Data to use:
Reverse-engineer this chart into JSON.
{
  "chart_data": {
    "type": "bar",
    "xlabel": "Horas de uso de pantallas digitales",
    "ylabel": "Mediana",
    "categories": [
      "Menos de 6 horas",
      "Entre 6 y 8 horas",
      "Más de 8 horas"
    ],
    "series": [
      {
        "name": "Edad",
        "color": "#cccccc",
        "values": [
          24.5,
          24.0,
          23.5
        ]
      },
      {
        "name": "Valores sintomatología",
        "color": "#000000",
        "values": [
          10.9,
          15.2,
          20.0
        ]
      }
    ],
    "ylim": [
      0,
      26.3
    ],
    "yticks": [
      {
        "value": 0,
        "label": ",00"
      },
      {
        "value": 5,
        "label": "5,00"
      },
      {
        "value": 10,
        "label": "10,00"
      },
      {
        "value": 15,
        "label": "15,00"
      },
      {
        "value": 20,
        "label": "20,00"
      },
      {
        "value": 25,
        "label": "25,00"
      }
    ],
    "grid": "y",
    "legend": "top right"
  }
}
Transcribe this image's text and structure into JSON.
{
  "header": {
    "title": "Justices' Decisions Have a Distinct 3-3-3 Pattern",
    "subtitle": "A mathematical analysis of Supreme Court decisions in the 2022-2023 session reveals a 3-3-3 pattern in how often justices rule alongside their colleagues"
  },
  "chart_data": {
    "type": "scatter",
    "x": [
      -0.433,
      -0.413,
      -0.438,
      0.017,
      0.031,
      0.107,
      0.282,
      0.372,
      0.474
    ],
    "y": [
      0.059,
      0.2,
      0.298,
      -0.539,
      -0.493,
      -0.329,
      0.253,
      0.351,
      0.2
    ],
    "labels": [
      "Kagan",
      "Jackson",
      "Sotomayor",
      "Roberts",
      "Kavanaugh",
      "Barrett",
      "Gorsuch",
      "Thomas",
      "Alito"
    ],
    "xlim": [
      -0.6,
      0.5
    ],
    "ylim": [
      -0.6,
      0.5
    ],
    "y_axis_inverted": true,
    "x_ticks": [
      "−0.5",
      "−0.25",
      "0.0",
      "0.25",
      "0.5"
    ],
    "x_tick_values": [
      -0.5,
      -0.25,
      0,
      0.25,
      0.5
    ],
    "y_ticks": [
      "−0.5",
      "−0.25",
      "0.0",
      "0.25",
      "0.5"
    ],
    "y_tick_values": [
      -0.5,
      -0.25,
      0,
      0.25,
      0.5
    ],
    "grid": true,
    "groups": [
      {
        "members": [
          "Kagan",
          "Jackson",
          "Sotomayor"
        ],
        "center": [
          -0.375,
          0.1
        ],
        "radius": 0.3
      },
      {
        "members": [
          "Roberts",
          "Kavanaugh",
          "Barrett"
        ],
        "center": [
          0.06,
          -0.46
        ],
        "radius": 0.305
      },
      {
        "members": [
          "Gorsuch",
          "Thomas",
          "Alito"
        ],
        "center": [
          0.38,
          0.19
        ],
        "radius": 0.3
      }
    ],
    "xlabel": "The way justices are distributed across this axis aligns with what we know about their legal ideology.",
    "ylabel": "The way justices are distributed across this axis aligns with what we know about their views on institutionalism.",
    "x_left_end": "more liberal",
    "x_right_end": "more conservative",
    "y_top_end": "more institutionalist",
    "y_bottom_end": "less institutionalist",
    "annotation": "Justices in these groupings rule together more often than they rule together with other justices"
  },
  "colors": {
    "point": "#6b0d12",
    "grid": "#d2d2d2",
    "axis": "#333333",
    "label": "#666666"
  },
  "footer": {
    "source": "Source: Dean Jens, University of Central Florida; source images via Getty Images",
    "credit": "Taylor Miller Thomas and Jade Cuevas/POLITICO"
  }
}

Work to do:
Transcribe every entry exactly.

Complete output:
Reverse-engineer this chart into JSON.
{
  "chart_data": {
    "type": "bar",
    "xlabel": "Horas de uso de pantallas digitales",
    "ylabel": "Mediana",
    "categories": [
      "Menos de 6 horas",
      "Entre 6 y 8 horas",
      "Más de 8 horas"
    ],
    "series": [
      {
        "name": "Edad",
        "color": "#cccccc",
        "values": [
          24.5,
          24.0,
          23.5
        ]
      },
      {
        "name": "Valores sintomatología",
        "color": "#000000",
        "values": [
          10.9,
          15.2,
          20.0
        ]
      }
    ],
    "ylim": [
      0,
      26.3
    ],
    "yticks": [
      {
        "value": 0,
        "label": ",00"
      },
      {
        "value": 5,
        "label": "5,00"
      },
      {
        "value": 10,
        "label": "10,00"
      },
      {
        "value": 15,
        "label": "15,00"
      },
      {
        "value": 20,
        "label": "20,00"
      },
      {
        "value": 25,
        "label": "25,00"
      }
    ],
    "grid": "y",
    "legend": "top right"
  }
}
Transcribe this image's text and structure into JSON.
{
  "header": {
    "title": "Justices' Decisions Have a Distinct 3-3-3 Pattern",
    "subtitle": "A mathematical analysis of Supreme Court decisions in the 2022-2023 session reveals a 3-3-3 pattern in how often justices rule alongside their colleagues"
  },
  "chart_data": {
    "type": "scatter",
    "x": [
      -0.433,
      -0.413,
      -0.438,
      0.017,
      0.031,
      0.107,
      0.282,
      0.372,
      0.474
    ],
    "y": [
      0.059,
      0.2,
      0.298,
      -0.539,
      -0.493,
      -0.329,
      0.253,
      0.351,
      0.2
    ],
    "labels": [
      "Kagan",
      "Jackson",
      "Sotomayor",
      "Roberts",
      "Kavanaugh",
      "Barrett",
      "Gorsuch",
      "Thomas",
      "Alito"
    ],
    "xlim": [
      -0.6,
      0.5
    ],
    "ylim": [
      -0.6,
      0.5
    ],
    "y_axis_inverted": true,
    "x_ticks": [
      "−0.5",
      "−0.25",
      "0.0",
      "0.25",
      "0.5"
    ],
    "x_tick_values": [
      -0.5,
      -0.25,
      0,
      0.25,
      0.5
    ],
    "y_ticks": [
      "−0.5",
      "−0.25",
      "0.0",
      "0.25",
      "0.5"
    ],
    "y_tick_values": [
      -0.5,
      -0.25,
      0,
      0.25,
      0.5
    ],
    "grid": true,
    "groups": [
      {
        "members": [
          "Kagan",
          "Jackson",
          "Sotomayor"
        ],
        "center": [
          -0.375,
          0.1
        ],
        "radius": 0.3
      },
      {
        "members": [
          "Roberts",
          "Kavanaugh",
          "Barrett"
        ],
        "center": [
          0.06,
          -0.46
        ],
        "radius": 0.305
      },
      {
        "members": [
          "Gorsuch",
          "Thomas",
          "Alito"
        ],
        "center": [
          0.38,
          0.19
        ],
        "radius": 0.3
      }
    ],
    "xlabel": "The way justices are distributed across this axis aligns with what we know about their legal ideology.",
    "ylabel": "The way justices are distributed across this axis aligns with what we know about their views on institutionalism.",
    "x_left_end": "more liberal",
    "x_right_end": "more conservative",
    "y_top_end": "more institutionalist",
    "y_bottom_end": "less institutionalist",
    "annotation": "Justices in these groupings rule together more often than they rule together with other justices"
  },
  "colors": {
    "point": "#6b0d12",
    "grid": "#d2d2d2",
    "axis": "#333333",
    "label": "#666666"
  },
  "footer": {
    "source": "Source: Dean Jens, University of Central Florida; source images via Getty Images",
    "credit": "Taylor Miller Thomas and Jade Cuevas/POLITICO"
  }
}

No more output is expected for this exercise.